Where a line holds "Month", copy it.
------ EXERCISE INPUTS ------
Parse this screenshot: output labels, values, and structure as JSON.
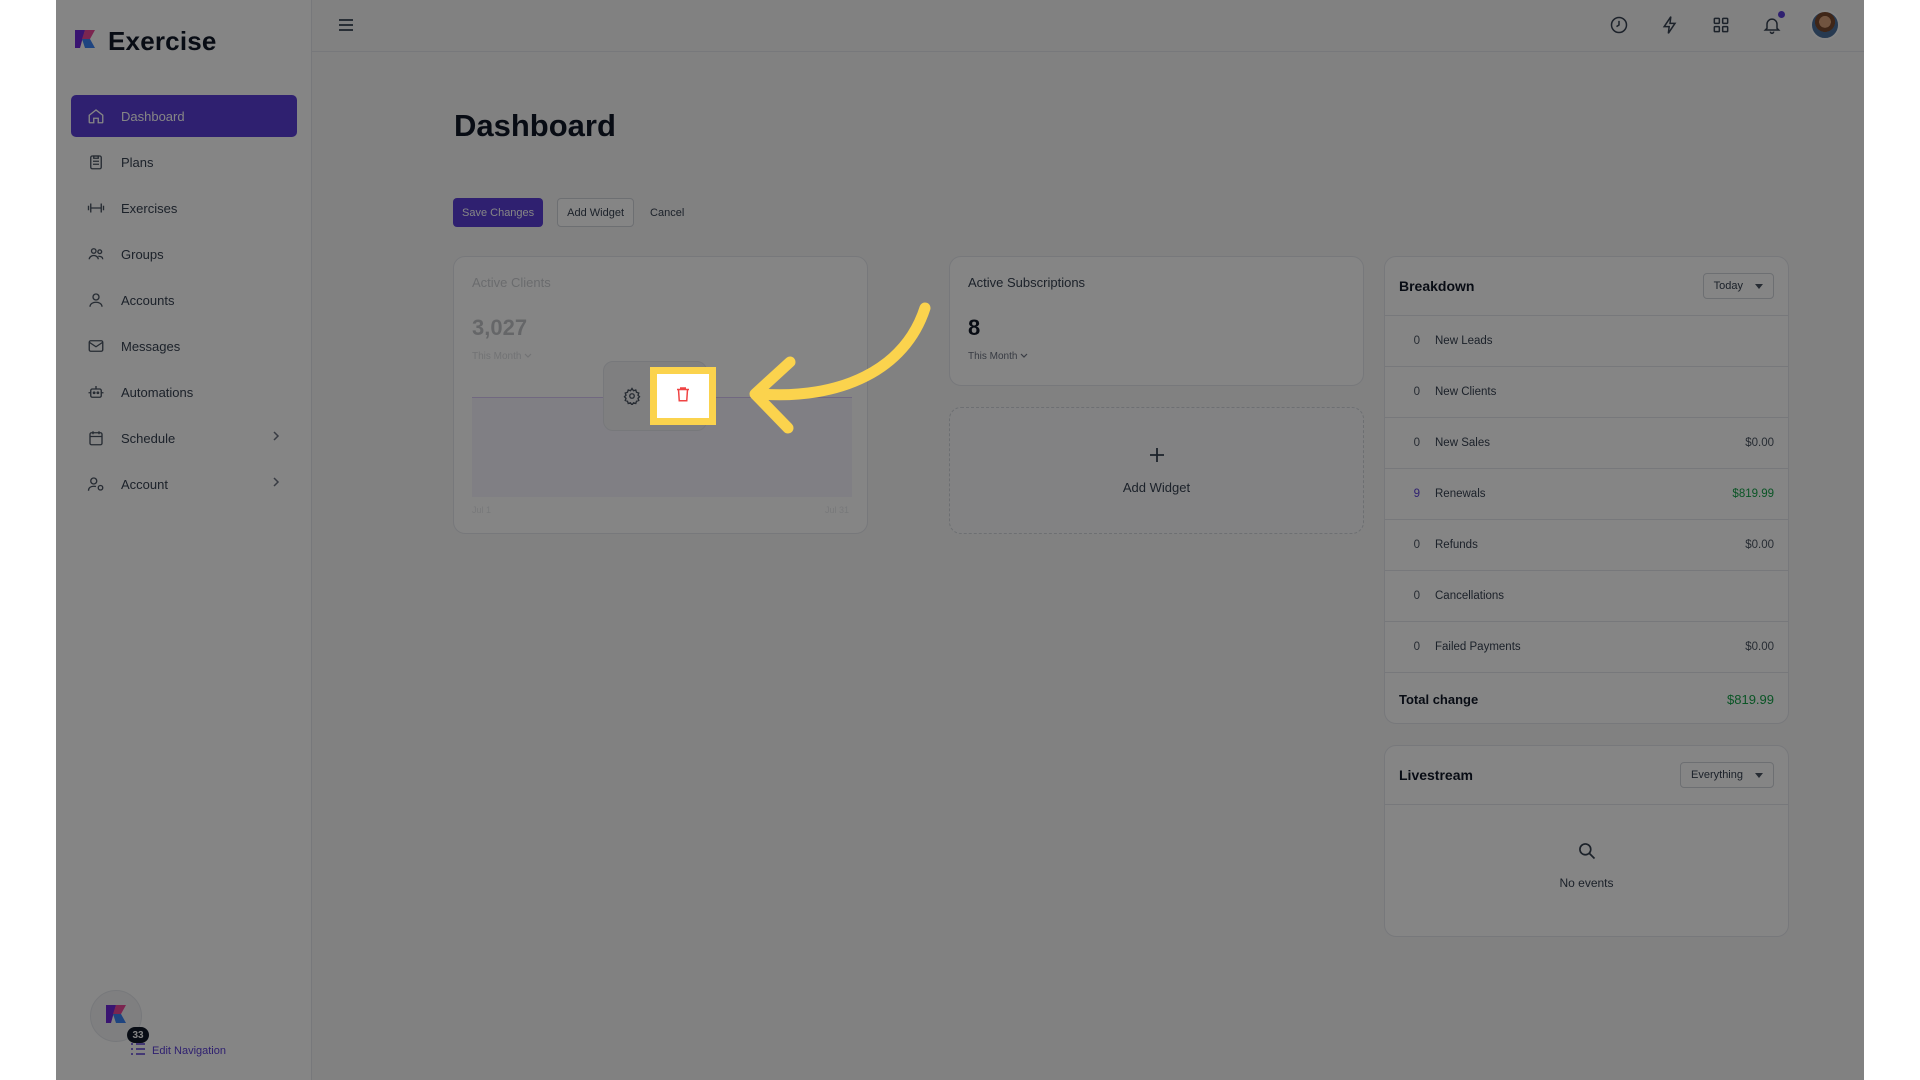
{
  "brand": {
    "name": "Exercise"
  },
  "sidebar": {
    "items": [
      {
        "label": "Dashboard",
        "icon": "home-icon",
        "active": true
      },
      {
        "label": "Plans",
        "icon": "clipboard-icon"
      },
      {
        "label": "Exercises",
        "icon": "dumbbell-icon"
      },
      {
        "label": "Groups",
        "icon": "users-icon"
      },
      {
        "label": "Accounts",
        "icon": "user-icon"
      },
      {
        "label": "Messages",
        "icon": "mail-icon"
      },
      {
        "label": "Automations",
        "icon": "robot-icon"
      },
      {
        "label": "Schedule",
        "icon": "calendar-icon",
        "has_submenu": true
      },
      {
        "label": "Account",
        "icon": "user-settings-icon",
        "has_submenu": true
      }
    ],
    "footer": {
      "badge_count": "33",
      "edit_label": "Edit Navigation"
    }
  },
  "page": {
    "title": "Dashboard"
  },
  "actions": {
    "save": "Save Changes",
    "add_widget": "Add Widget",
    "cancel": "Cancel"
  },
  "widgets": {
    "active_clients": {
      "label": "Active Clients",
      "value": "3,027",
      "period": "This Month",
      "x_start": "Jul 1",
      "x_end": "Jul 31"
    },
    "active_subscriptions": {
      "label": "Active Subscriptions",
      "value": "8",
      "period": "This Month"
    },
    "add_widget": {
      "label": "Add Widget"
    }
  },
  "breakdown": {
    "title": "Breakdown",
    "filter": "Today",
    "rows": [
      {
        "count": "0",
        "label": "New Leads",
        "amount": ""
      },
      {
        "count": "0",
        "label": "New Clients",
        "amount": ""
      },
      {
        "count": "0",
        "label": "New Sales",
        "amount": "$0.00"
      },
      {
        "count": "9",
        "label": "Renewals",
        "amount": "$819.99"
      },
      {
        "count": "0",
        "label": "Refunds",
        "amount": "$0.00"
      },
      {
        "count": "0",
        "label": "Cancellations",
        "amount": ""
      },
      {
        "count": "0",
        "label": "Failed Payments",
        "amount": "$0.00"
      }
    ],
    "total_label": "Total change",
    "total_value": "$819.99"
  },
  "livestream": {
    "title": "Livestream",
    "filter": "Everything",
    "empty": "No events"
  },
  "colors": {
    "accent": "#5b3fd6",
    "positive": "#16a34a",
    "danger": "#ef4444",
    "highlight": "#fbd34d"
  }
}
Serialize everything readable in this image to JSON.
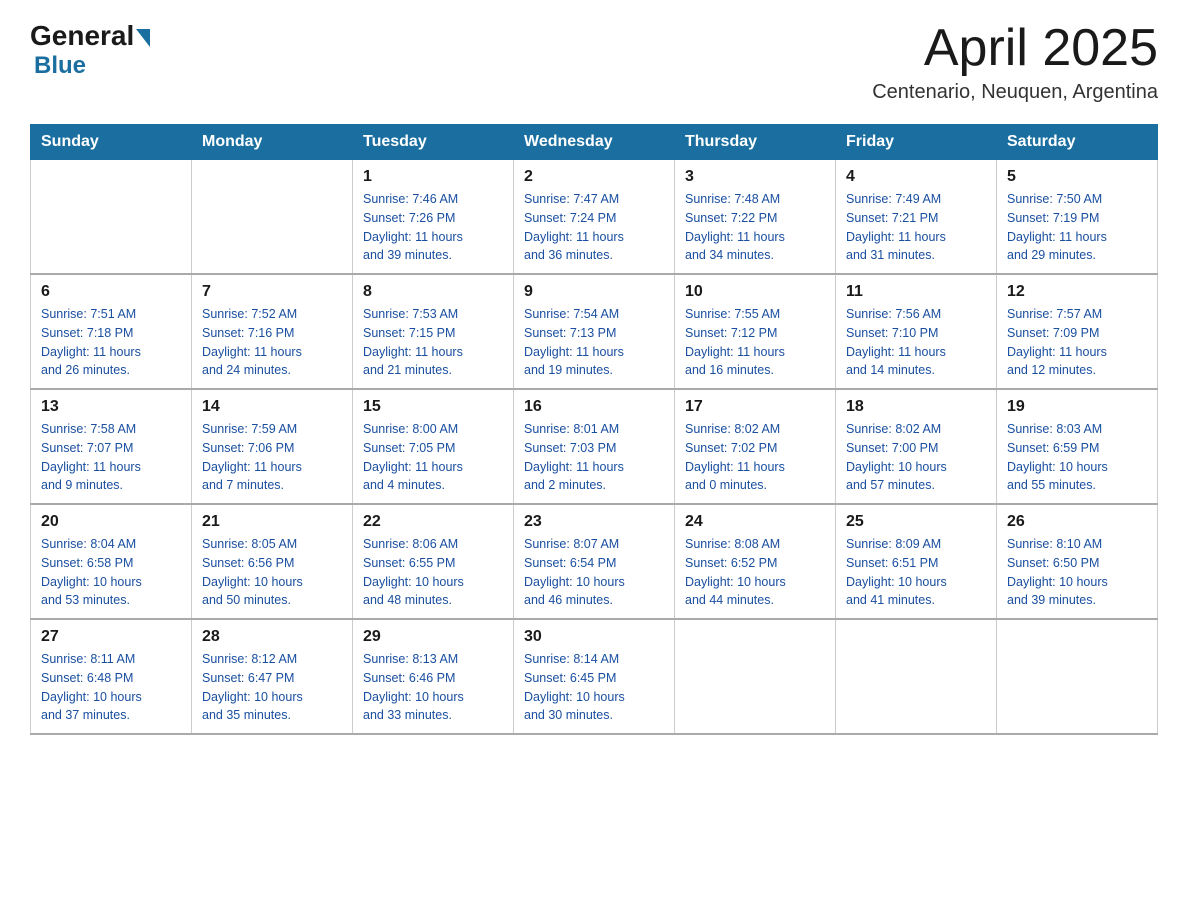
------
ANSWER TO THE TASK
      "period": "This Month",
      "period": "This Month"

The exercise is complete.